*WORK TO COMPLETE*. Transcribe every line, keeping it exact.

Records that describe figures
** start **

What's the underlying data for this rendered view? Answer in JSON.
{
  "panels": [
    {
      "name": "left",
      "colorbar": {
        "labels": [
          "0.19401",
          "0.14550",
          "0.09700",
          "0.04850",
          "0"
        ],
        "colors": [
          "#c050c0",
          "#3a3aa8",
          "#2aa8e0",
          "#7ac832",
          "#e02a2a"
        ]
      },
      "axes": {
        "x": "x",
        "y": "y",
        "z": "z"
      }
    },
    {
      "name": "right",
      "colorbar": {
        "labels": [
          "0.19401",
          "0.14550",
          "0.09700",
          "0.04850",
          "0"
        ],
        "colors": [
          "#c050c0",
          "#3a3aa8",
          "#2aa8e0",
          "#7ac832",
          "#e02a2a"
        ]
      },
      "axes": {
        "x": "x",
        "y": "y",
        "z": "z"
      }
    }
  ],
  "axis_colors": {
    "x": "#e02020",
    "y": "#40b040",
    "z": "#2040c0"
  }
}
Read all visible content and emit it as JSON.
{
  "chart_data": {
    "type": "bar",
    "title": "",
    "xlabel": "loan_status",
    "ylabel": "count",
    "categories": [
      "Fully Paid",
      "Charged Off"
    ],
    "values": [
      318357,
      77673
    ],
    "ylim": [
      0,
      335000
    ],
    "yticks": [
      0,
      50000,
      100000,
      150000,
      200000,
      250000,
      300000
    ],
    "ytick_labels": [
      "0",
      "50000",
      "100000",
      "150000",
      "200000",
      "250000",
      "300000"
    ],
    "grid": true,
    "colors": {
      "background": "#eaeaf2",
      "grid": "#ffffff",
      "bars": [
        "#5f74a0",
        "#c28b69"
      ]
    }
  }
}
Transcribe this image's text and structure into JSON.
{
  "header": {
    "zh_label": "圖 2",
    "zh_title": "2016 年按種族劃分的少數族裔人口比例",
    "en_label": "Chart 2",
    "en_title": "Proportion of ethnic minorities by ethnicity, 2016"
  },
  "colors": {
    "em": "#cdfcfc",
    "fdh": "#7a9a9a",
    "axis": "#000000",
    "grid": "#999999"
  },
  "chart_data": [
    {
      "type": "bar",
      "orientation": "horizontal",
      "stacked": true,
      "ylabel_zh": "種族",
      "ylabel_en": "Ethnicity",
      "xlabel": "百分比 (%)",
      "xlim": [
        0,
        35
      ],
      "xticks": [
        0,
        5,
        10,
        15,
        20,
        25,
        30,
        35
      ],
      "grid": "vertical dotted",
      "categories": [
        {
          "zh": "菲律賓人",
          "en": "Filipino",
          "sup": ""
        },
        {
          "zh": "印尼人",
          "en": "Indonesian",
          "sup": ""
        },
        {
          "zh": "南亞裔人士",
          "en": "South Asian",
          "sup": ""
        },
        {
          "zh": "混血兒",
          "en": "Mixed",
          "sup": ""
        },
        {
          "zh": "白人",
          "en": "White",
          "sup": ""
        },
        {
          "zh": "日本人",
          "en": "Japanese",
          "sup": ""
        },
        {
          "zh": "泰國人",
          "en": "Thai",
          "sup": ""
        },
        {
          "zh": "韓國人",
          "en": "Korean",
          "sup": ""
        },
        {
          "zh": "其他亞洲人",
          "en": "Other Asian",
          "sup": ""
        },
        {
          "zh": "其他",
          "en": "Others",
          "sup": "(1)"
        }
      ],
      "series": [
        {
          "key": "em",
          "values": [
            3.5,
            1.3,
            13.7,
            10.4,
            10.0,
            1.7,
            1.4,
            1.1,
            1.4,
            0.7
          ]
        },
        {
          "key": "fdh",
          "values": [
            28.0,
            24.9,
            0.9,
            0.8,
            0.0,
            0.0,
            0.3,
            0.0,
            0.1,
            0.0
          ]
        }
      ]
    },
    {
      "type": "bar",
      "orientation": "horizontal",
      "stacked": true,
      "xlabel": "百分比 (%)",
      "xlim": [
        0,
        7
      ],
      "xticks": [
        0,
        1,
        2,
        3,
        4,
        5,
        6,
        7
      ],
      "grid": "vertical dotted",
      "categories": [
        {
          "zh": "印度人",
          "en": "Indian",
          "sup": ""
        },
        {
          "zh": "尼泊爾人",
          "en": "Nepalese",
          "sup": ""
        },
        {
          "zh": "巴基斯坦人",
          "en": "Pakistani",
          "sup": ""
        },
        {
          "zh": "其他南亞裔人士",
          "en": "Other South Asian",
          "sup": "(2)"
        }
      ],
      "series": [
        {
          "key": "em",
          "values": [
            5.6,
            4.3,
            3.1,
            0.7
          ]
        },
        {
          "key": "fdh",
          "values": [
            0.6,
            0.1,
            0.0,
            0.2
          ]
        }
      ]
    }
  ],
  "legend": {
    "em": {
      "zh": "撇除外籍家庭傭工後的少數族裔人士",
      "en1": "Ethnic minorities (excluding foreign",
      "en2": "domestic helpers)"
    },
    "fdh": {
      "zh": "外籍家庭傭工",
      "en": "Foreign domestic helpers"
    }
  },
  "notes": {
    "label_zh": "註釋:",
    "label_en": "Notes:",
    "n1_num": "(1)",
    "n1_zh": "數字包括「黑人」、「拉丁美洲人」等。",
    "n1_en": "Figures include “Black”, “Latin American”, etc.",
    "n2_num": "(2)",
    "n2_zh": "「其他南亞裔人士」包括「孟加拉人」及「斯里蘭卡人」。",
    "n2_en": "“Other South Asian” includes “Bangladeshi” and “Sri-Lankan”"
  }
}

** end **

*WRITTEN REPLY*.
What's the underlying data for this rendered view? Answer in JSON.
{
  "panels": [
    {
      "name": "left",
      "colorbar": {
        "labels": [
          "0.19401",
          "0.14550",
          "0.09700",
          "0.04850",
          "0"
        ],
        "colors": [
          "#c050c0",
          "#3a3aa8",
          "#2aa8e0",
          "#7ac832",
          "#e02a2a"
        ]
      },
      "axes": {
        "x": "x",
        "y": "y",
        "z": "z"
      }
    },
    {
      "name": "right",
      "colorbar": {
        "labels": [
          "0.19401",
          "0.14550",
          "0.09700",
          "0.04850",
          "0"
        ],
        "colors": [
          "#c050c0",
          "#3a3aa8",
          "#2aa8e0",
          "#7ac832",
          "#e02a2a"
        ]
      },
      "axes": {
        "x": "x",
        "y": "y",
        "z": "z"
      }
    }
  ],
  "axis_colors": {
    "x": "#e02020",
    "y": "#40b040",
    "z": "#2040c0"
  }
}
Read all visible content and emit it as JSON.
{
  "chart_data": {
    "type": "bar",
    "title": "",
    "xlabel": "loan_status",
    "ylabel": "count",
    "categories": [
      "Fully Paid",
      "Charged Off"
    ],
    "values": [
      318357,
      77673
    ],
    "ylim": [
      0,
      335000
    ],
    "yticks": [
      0,
      50000,
      100000,
      150000,
      200000,
      250000,
      300000
    ],
    "ytick_labels": [
      "0",
      "50000",
      "100000",
      "150000",
      "200000",
      "250000",
      "300000"
    ],
    "grid": true,
    "colors": {
      "background": "#eaeaf2",
      "grid": "#ffffff",
      "bars": [
        "#5f74a0",
        "#c28b69"
      ]
    }
  }
}
Transcribe this image's text and structure into JSON.
{
  "header": {
    "zh_label": "圖 2",
    "zh_title": "2016 年按種族劃分的少數族裔人口比例",
    "en_label": "Chart 2",
    "en_title": "Proportion of ethnic minorities by ethnicity, 2016"
  },
  "colors": {
    "em": "#cdfcfc",
    "fdh": "#7a9a9a",
    "axis": "#000000",
    "grid": "#999999"
  },
  "chart_data": [
    {
      "type": "bar",
      "orientation": "horizontal",
      "stacked": true,
      "ylabel_zh": "種族",
      "ylabel_en": "Ethnicity",
      "xlabel": "百分比 (%)",
      "xlim": [
        0,
        35
      ],
      "xticks": [
        0,
        5,
        10,
        15,
        20,
        25,
        30,
        35
      ],
      "grid": "vertical dotted",
      "categories": [
        {
          "zh": "菲律賓人",
          "en": "Filipino",
          "sup": ""
        },
        {
          "zh": "印尼人",
          "en": "Indonesian",
          "sup": ""
        },
        {
          "zh": "南亞裔人士",
          "en": "South Asian",
          "sup": ""
        },
        {
          "zh": "混血兒",
          "en": "Mixed",
          "sup": ""
        },
        {
          "zh": "白人",
          "en": "White",
          "sup": ""
        },
        {
          "zh": "日本人",
          "en": "Japanese",
          "sup": ""
        },
        {
          "zh": "泰國人",
          "en": "Thai",
          "sup": ""
        },
        {
          "zh": "韓國人",
          "en": "Korean",
          "sup": ""
        },
        {
          "zh": "其他亞洲人",
          "en": "Other Asian",
          "sup": ""
        },
        {
          "zh": "其他",
          "en": "Others",
          "sup": "(1)"
        }
      ],
      "series": [
        {
          "key": "em",
          "values": [
            3.5,
            1.3,
            13.7,
            10.4,
            10.0,
            1.7,
            1.4,
            1.1,
            1.4,
            0.7
          ]
        },
        {
          "key": "fdh",
          "values": [
            28.0,
            24.9,
            0.9,
            0.8,
            0.0,
            0.0,
            0.3,
            0.0,
            0.1,
            0.0
          ]
        }
      ]
    },
    {
      "type": "bar",
      "orientation": "horizontal",
      "stacked": true,
      "xlabel": "百分比 (%)",
      "xlim": [
        0,
        7
      ],
      "xticks": [
        0,
        1,
        2,
        3,
        4,
        5,
        6,
        7
      ],
      "grid": "vertical dotted",
      "categories": [
        {
          "zh": "印度人",
          "en": "Indian",
          "sup": ""
        },
        {
          "zh": "尼泊爾人",
          "en": "Nepalese",
          "sup": ""
        },
        {
          "zh": "巴基斯坦人",
          "en": "Pakistani",
          "sup": ""
        },
        {
          "zh": "其他南亞裔人士",
          "en": "Other South Asian",
          "sup": "(2)"
        }
      ],
      "series": [
        {
          "key": "em",
          "values": [
            5.6,
            4.3,
            3.1,
            0.7
          ]
        },
        {
          "key": "fdh",
          "values": [
            0.6,
            0.1,
            0.0,
            0.2
          ]
        }
      ]
    }
  ],
  "legend": {
    "em": {
      "zh": "撇除外籍家庭傭工後的少數族裔人士",
      "en1": "Ethnic minorities (excluding foreign",
      "en2": "domestic helpers)"
    },
    "fdh": {
      "zh": "外籍家庭傭工",
      "en": "Foreign domestic helpers"
    }
  },
  "notes": {
    "label_zh": "註釋:",
    "label_en": "Notes:",
    "n1_num": "(1)",
    "n1_zh": "數字包括「黑人」、「拉丁美洲人」等。",
    "n1_en": "Figures include “Black”, “Latin American”, etc.",
    "n2_num": "(2)",
    "n2_zh": "「其他南亞裔人士」包括「孟加拉人」及「斯里蘭卡人」。",
    "n2_en": "“Other South Asian” includes “Bangladeshi” and “Sri-Lankan”"
  }
}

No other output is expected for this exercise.